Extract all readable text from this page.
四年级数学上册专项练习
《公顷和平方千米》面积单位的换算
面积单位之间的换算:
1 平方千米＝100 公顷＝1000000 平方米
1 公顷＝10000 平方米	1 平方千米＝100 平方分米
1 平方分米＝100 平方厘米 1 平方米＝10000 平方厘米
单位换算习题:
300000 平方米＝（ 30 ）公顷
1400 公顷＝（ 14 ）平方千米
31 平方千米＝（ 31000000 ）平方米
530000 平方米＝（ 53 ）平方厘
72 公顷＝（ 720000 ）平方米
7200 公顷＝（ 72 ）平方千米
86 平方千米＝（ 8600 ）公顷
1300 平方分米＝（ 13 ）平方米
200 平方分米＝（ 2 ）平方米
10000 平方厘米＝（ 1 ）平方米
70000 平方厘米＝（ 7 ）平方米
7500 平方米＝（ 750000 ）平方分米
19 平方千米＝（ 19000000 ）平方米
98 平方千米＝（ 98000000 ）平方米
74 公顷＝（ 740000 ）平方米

----

▶ **AIM**:
Output the entries verbatim.

▶ **ANSWER FOR THE TASK**:
Extract all readable text from this page.
四年级数学上册专项练习
《公顷和平方千米》面积单位的换算
面积单位之间的换算:
1 平方千米＝100 公顷＝1000000 平方米
1 公顷＝10000 平方米	1 平方千米＝100 平方分米
1 平方分米＝100 平方厘米 1 平方米＝10000 平方厘米
单位换算习题:
300000 平方米＝（ 30 ）公顷
1400 公顷＝（ 14 ）平方千米
31 平方千米＝（ 31000000 ）平方米
530000 平方米＝（ 53 ）平方厘
72 公顷＝（ 720000 ）平方米
7200 公顷＝（ 72 ）平方千米
86 平方千米＝（ 8600 ）公顷
1300 平方分米＝（ 13 ）平方米
200 平方分米＝（ 2 ）平方米
10000 平方厘米＝（ 1 ）平方米
70000 平方厘米＝（ 7 ）平方米
7500 平方米＝（ 750000 ）平方分米
19 平方千米＝（ 19000000 ）平方米
98 平方千米＝（ 98000000 ）平方米
74 公顷＝（ 740000 ）平方米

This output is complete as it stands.